Facebook’s horror doesn’t end there; the company has just confessed that it believes the number of people affected by the Cambridge Analytica scandal is much higher than it once thought. The number is now leaning toward a massive 87 million people estimated to have been affected by the firms “data scrape.”

Previously Facebook believed it had improperly shared the privacy information with as much as 50 million, but that number has increased by a whopping 37,000,000 according to a lengthy post by CTO Mike Schroepfer about its privacy changes, including restricting third-party app access and deleting old logs of messages.

Last month, reports alleged U.K.-based political research firm Cambridge Analytica (a shell company of SCL Group) collected data from Facebook users when just 270,000 users downloaded a psychology quiz app. (More on SCL Group here in my Steemit article: “The TRUTH About The Cambridge Analytica Scandal Is Bigger Than Just Facebook.”)

Another more recent Facebook blog update noted that “most people on Facebook could have had their public profile scraped,” by the shady political firm.

Facebook added that it is ending a feature that lets users search for a profile using a phone number or personal email, and suggested that it has been abused for years.

“Given the scale and sophistication of the activity we’ve seen, we believe most people on Facebook could have had their public profile scraped in this way,” Schroepfer said in the post. “So we have now disabled this feature.”

Facebook is also cutting third-party apps access to the member lists for groups and the personal info attached to posts in those groups, according to Schroepfer.

We will also no longer allow apps to ask for access to personal information such as religious or political views, relationship status and details, custom friends lists, education and work history, fitness activity, book reading activity, music listening activity, news reading, video watch activity, and games activity.

WHAT THE TASK ASKS
Please continue the article on Facebook's Cambridge Analytica privacy changes from its last sentence, writing the text itself and not the data below.

STORED DATA

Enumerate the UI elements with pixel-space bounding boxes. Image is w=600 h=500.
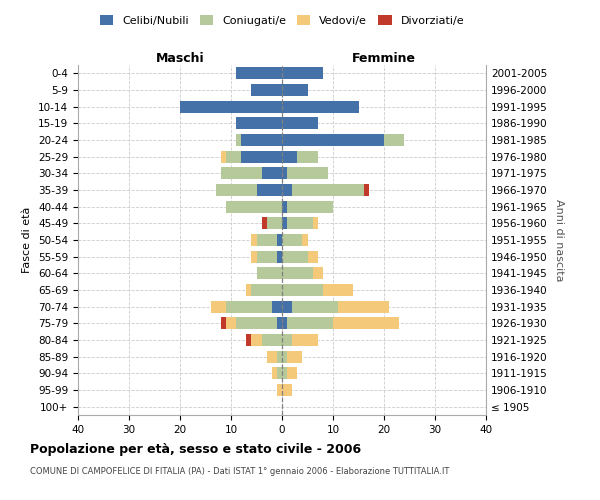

EXPECTED ANSWER
Facebook’s CEO Mark Zuckerberg wrote an apology in UK and U.S. newspapers to paraphrase that what’s done is done.

We’re also investigating every single app that had access to large amounts of data before we fixed this. We expect there are others.

Although, the Facebook CEO noted the company will now ban any other apps that were using its users to collect social analytical information about a person.

And when we find them, we will ban them and tell everyone affected.

Meanwhile, Cook County Illinois is suing Facebook and Cambridge Analytica for fraud after revelations that the firm obtained data on millions of Facebook users.

Of course since this scandal has caught wind, an old video of Mark Zuckerberg in 2009 has resurfaced in part due to NSA whistleblower Edward Snowden who tweeted.

One year later in 2010, a story in The New York Times reveals that Mark Zuckerberg had flip-flopped and changed his view against an individual’s privacy in a penned headline, “Facebook’s Zuckerberg Says The Age of Privacy Is Over.”

This is interesting due to the true story of how Facebook became the social media giant through funding from various questionable sources that lead back to DARPA and In-Q-Tel, the CIA’s venture capital arm.

This is especially worrying given DARPA’s Information Awareness Office involvement in several information mining projects.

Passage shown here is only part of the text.